Copy down all of the data underneath, exactly as shown.

------ PROVIDED MATERIAL

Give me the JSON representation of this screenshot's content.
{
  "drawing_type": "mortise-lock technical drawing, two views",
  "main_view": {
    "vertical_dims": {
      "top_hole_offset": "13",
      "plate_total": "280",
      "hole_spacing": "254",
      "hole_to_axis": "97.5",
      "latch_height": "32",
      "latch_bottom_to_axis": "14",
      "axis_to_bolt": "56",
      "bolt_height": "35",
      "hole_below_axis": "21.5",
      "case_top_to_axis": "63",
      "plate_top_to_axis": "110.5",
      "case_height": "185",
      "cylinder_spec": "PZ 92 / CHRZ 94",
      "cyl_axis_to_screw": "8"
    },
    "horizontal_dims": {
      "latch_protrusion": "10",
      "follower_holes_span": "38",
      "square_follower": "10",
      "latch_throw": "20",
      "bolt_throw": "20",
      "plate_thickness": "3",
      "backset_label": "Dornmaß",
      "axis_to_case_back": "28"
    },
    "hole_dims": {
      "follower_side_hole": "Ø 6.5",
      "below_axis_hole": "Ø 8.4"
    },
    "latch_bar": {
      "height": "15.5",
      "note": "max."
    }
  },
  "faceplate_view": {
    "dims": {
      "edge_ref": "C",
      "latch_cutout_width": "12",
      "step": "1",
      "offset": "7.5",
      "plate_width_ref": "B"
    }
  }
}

------------

RESPONSE TO THE EXERCISE —
Give me the JSON representation of this screenshot's content.
{
  "drawing_type": "mortise-lock technical drawing, two views",
  "main_view": {
    "vertical_dims": {
      "top_hole_offset": "13",
      "plate_total": "280",
      "hole_spacing": "254",
      "hole_to_axis": "97.5",
      "latch_height": "32",
      "latch_bottom_to_axis": "14",
      "axis_to_bolt": "56",
      "bolt_height": "35",
      "hole_below_axis": "21.5",
      "case_top_to_axis": "63",
      "plate_top_to_axis": "110.5",
      "case_height": "185",
      "cylinder_spec": "PZ 92 / CHRZ 94",
      "cyl_axis_to_screw": "8"
    },
    "horizontal_dims": {
      "latch_protrusion": "10",
      "follower_holes_span": "38",
      "square_follower": "10",
      "latch_throw": "20",
      "bolt_throw": "20",
      "plate_thickness": "3",
      "backset_label": "Dornmaß",
      "axis_to_case_back": "28"
    },
    "hole_dims": {
      "follower_side_hole": "Ø 6.5",
      "below_axis_hole": "Ø 8.4"
    },
    "latch_bar": {
      "height": "15.5",
      "note": "max."
    }
  },
  "faceplate_view": {
    "dims": {
      "edge_ref": "C",
      "latch_cutout_width": "12",
      "step": "1",
      "offset": "7.5",
      "plate_width_ref": "B"
    }
  }
}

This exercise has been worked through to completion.